Given request
Please restate the following records word for word.

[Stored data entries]
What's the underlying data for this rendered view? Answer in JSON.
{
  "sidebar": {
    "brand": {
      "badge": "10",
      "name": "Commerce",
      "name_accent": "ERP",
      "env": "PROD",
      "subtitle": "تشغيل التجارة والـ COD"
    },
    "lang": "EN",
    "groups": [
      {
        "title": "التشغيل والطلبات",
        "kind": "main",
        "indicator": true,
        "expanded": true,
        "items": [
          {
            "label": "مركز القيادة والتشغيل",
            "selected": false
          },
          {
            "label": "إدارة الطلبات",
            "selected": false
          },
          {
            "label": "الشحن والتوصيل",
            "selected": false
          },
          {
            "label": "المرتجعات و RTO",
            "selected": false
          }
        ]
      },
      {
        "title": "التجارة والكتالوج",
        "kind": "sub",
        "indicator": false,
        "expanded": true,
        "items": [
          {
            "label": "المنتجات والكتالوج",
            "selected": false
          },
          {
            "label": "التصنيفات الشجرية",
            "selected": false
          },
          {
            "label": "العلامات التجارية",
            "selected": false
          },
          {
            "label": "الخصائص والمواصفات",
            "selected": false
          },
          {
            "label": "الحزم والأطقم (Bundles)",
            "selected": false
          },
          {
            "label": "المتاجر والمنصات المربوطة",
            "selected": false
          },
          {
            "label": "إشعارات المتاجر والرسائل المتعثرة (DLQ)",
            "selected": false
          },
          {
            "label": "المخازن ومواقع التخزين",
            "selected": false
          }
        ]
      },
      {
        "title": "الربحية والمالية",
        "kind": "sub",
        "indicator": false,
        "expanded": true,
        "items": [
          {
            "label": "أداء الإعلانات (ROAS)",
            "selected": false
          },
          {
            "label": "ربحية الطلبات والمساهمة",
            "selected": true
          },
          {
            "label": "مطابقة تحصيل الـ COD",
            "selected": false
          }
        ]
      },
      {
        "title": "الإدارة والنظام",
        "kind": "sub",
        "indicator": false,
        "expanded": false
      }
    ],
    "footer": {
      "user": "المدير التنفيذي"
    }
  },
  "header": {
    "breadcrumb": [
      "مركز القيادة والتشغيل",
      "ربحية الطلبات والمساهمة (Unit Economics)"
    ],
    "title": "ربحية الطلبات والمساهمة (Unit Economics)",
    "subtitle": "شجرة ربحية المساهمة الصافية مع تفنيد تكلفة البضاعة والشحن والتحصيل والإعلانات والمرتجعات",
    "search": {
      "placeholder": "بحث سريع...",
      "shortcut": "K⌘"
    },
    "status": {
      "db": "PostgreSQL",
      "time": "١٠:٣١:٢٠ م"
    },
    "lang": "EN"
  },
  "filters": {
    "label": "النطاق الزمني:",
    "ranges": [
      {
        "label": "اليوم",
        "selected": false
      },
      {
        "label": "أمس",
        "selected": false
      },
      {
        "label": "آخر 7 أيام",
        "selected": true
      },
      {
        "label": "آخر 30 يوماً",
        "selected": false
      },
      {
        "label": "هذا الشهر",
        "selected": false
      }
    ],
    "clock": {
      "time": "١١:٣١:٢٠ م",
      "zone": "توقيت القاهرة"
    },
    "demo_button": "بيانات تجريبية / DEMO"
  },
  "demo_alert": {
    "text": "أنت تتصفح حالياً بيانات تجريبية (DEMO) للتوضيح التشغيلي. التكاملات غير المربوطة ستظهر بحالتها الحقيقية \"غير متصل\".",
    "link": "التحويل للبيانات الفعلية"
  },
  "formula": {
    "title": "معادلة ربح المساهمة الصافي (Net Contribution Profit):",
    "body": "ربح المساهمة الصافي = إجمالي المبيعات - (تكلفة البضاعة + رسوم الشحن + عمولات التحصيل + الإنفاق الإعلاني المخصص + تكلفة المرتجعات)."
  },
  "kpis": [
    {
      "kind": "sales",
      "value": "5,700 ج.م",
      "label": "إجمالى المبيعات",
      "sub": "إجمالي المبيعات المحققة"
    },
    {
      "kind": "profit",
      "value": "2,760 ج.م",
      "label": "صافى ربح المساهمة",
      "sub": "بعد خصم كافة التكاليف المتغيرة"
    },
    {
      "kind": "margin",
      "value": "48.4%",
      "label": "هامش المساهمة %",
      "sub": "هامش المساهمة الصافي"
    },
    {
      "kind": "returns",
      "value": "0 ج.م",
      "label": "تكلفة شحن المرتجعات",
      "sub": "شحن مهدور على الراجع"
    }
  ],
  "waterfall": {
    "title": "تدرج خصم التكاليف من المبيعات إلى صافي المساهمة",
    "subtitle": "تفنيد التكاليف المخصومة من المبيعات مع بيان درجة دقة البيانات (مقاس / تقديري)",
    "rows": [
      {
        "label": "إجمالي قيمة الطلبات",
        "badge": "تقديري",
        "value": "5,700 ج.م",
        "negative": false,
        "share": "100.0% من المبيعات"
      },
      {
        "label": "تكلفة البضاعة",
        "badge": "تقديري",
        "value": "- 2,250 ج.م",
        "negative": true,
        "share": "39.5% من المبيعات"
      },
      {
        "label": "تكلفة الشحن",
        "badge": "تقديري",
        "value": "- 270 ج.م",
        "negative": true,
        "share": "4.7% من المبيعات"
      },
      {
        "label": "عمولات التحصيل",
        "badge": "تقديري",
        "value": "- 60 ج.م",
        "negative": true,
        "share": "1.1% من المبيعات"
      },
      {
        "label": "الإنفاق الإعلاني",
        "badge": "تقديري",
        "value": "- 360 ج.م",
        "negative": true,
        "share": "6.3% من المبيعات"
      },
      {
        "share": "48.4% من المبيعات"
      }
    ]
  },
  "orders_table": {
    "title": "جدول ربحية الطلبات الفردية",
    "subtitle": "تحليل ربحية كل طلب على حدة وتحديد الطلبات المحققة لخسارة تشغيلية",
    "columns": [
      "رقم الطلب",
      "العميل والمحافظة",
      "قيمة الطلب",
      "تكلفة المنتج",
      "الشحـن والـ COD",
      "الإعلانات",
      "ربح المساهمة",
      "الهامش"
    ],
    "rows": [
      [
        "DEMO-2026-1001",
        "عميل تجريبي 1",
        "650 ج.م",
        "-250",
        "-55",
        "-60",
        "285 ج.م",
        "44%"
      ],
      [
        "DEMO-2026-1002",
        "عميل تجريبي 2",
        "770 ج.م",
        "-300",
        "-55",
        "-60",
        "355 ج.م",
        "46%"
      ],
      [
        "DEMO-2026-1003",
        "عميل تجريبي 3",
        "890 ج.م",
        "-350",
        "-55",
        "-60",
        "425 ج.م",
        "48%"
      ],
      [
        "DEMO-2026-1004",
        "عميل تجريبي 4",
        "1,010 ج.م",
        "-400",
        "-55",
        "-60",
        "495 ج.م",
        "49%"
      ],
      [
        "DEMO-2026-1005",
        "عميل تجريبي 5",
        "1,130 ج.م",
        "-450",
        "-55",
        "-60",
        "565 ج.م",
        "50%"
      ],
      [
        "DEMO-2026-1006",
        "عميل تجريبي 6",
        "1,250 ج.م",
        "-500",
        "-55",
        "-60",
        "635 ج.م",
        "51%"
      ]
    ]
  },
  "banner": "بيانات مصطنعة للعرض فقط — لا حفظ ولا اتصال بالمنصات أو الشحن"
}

Answer to this problem
What's the underlying data for this rendered view? Answer in JSON.
{
  "sidebar": {
    "brand": {
      "badge": "10",
      "name": "Commerce",
      "name_accent": "ERP",
      "env": "PROD",
      "subtitle": "تشغيل التجارة والـ COD"
    },
    "lang": "EN",
    "groups": [
      {
        "title": "التشغيل والطلبات",
        "kind": "main",
        "indicator": true,
        "expanded": true,
        "items": [
          {
            "label": "مركز القيادة والتشغيل",
            "selected": false
          },
          {
            "label": "إدارة الطلبات",
            "selected": false
          },
          {
            "label": "الشحن والتوصيل",
            "selected": false
          },
          {
            "label": "المرتجعات و RTO",
            "selected": false
          }
        ]
      },
      {
        "title": "التجارة والكتالوج",
        "kind": "sub",
        "indicator": false,
        "expanded": true,
        "items": [
          {
            "label": "المنتجات والكتالوج",
            "selected": false
          },
          {
            "label": "التصنيفات الشجرية",
            "selected": false
          },
          {
            "label": "العلامات التجارية",
            "selected": false
          },
          {
            "label": "الخصائص والمواصفات",
            "selected": false
          },
          {
            "label": "الحزم والأطقم (Bundles)",
            "selected": false
          },
          {
            "label": "المتاجر والمنصات المربوطة",
            "selected": false
          },
          {
            "label": "إشعارات المتاجر والرسائل المتعثرة (DLQ)",
            "selected": false
          },
          {
            "label": "المخازن ومواقع التخزين",
            "selected": false
          }
        ]
      },
      {
        "title": "الربحية والمالية",
        "kind": "sub",
        "indicator": false,
        "expanded": true,
        "items": [
          {
            "label": "أداء الإعلانات (ROAS)",
            "selected": false
          },
          {
            "label": "ربحية الطلبات والمساهمة",
            "selected": true
          },
          {
            "label": "مطابقة تحصيل الـ COD",
            "selected": false
          }
        ]
      },
      {
        "title": "الإدارة والنظام",
        "kind": "sub",
        "indicator": false,
        "expanded": false
      }
    ],
    "footer": {
      "user": "المدير التنفيذي"
    }
  },
  "header": {
    "breadcrumb": [
      "مركز القيادة والتشغيل",
      "ربحية الطلبات والمساهمة (Unit Economics)"
    ],
    "title": "ربحية الطلبات والمساهمة (Unit Economics)",
    "subtitle": "شجرة ربحية المساهمة الصافية مع تفنيد تكلفة البضاعة والشحن والتحصيل والإعلانات والمرتجعات",
    "search": {
      "placeholder": "بحث سريع...",
      "shortcut": "K⌘"
    },
    "status": {
      "db": "PostgreSQL",
      "time": "١٠:٣١:٢٠ م"
    },
    "lang": "EN"
  },
  "filters": {
    "label": "النطاق الزمني:",
    "ranges": [
      {
        "label": "اليوم",
        "selected": false
      },
      {
        "label": "أمس",
        "selected": false
      },
      {
        "label": "آخر 7 أيام",
        "selected": true
      },
      {
        "label": "آخر 30 يوماً",
        "selected": false
      },
      {
        "label": "هذا الشهر",
        "selected": false
      }
    ],
    "clock": {
      "time": "١١:٣١:٢٠ م",
      "zone": "توقيت القاهرة"
    },
    "demo_button": "بيانات تجريبية / DEMO"
  },
  "demo_alert": {
    "text": "أنت تتصفح حالياً بيانات تجريبية (DEMO) للتوضيح التشغيلي. التكاملات غير المربوطة ستظهر بحالتها الحقيقية \"غير متصل\".",
    "link": "التحويل للبيانات الفعلية"
  },
  "formula": {
    "title": "معادلة ربح المساهمة الصافي (Net Contribution Profit):",
    "body": "ربح المساهمة الصافي = إجمالي المبيعات - (تكلفة البضاعة + رسوم الشحن + عمولات التحصيل + الإنفاق الإعلاني المخصص + تكلفة المرتجعات)."
  },
  "kpis": [
    {
      "kind": "sales",
      "value": "5,700 ج.م",
      "label": "إجمالى المبيعات",
      "sub": "إجمالي المبيعات المحققة"
    },
    {
      "kind": "profit",
      "value": "2,760 ج.م",
      "label": "صافى ربح المساهمة",
      "sub": "بعد خصم كافة التكاليف المتغيرة"
    },
    {
      "kind": "margin",
      "value": "48.4%",
      "label": "هامش المساهمة %",
      "sub": "هامش المساهمة الصافي"
    },
    {
      "kind": "returns",
      "value": "0 ج.م",
      "label": "تكلفة شحن المرتجعات",
      "sub": "شحن مهدور على الراجع"
    }
  ],
  "waterfall": {
    "title": "تدرج خصم التكاليف من المبيعات إلى صافي المساهمة",
    "subtitle": "تفنيد التكاليف المخصومة من المبيعات مع بيان درجة دقة البيانات (مقاس / تقديري)",
    "rows": [
      {
        "label": "إجمالي قيمة الطلبات",
        "badge": "تقديري",
        "value": "5,700 ج.م",
        "negative": false,
        "share": "100.0% من المبيعات"
      },
      {
        "label": "تكلفة البضاعة",
        "badge": "تقديري",
        "value": "- 2,250 ج.م",
        "negative": true,
        "share": "39.5% من المبيعات"
      },
      {
        "label": "تكلفة الشحن",
        "badge": "تقديري",
        "value": "- 270 ج.م",
        "negative": true,
        "share": "4.7% من المبيعات"
      },
      {
        "label": "عمولات التحصيل",
        "badge": "تقديري",
        "value": "- 60 ج.م",
        "negative": true,
        "share": "1.1% من المبيعات"
      },
      {
        "label": "الإنفاق الإعلاني",
        "badge": "تقديري",
        "value": "- 360 ج.م",
        "negative": true,
        "share": "6.3% من المبيعات"
      },
      {
        "share": "48.4% من المبيعات"
      }
    ]
  },
  "orders_table": {
    "title": "جدول ربحية الطلبات الفردية",
    "subtitle": "تحليل ربحية كل طلب على حدة وتحديد الطلبات المحققة لخسارة تشغيلية",
    "columns": [
      "رقم الطلب",
      "العميل والمحافظة",
      "قيمة الطلب",
      "تكلفة المنتج",
      "الشحـن والـ COD",
      "الإعلانات",
      "ربح المساهمة",
      "الهامش"
    ],
    "rows": [
      [
        "DEMO-2026-1001",
        "عميل تجريبي 1",
        "650 ج.م",
        "-250",
        "-55",
        "-60",
        "285 ج.م",
        "44%"
      ],
      [
        "DEMO-2026-1002",
        "عميل تجريبي 2",
        "770 ج.م",
        "-300",
        "-55",
        "-60",
        "355 ج.م",
        "46%"
      ],
      [
        "DEMO-2026-1003",
        "عميل تجريبي 3",
        "890 ج.م",
        "-350",
        "-55",
        "-60",
        "425 ج.م",
        "48%"
      ],
      [
        "DEMO-2026-1004",
        "عميل تجريبي 4",
        "1,010 ج.م",
        "-400",
        "-55",
        "-60",
        "495 ج.م",
        "49%"
      ],
      [
        "DEMO-2026-1005",
        "عميل تجريبي 5",
        "1,130 ج.م",
        "-450",
        "-55",
        "-60",
        "565 ج.م",
        "50%"
      ],
      [
        "DEMO-2026-1006",
        "عميل تجريبي 6",
        "1,250 ج.م",
        "-500",
        "-55",
        "-60",
        "635 ج.م",
        "51%"
      ]
    ]
  },
  "banner": "بيانات مصطنعة للعرض فقط — لا حفظ ولا اتصال بالمنصات أو الشحن"
}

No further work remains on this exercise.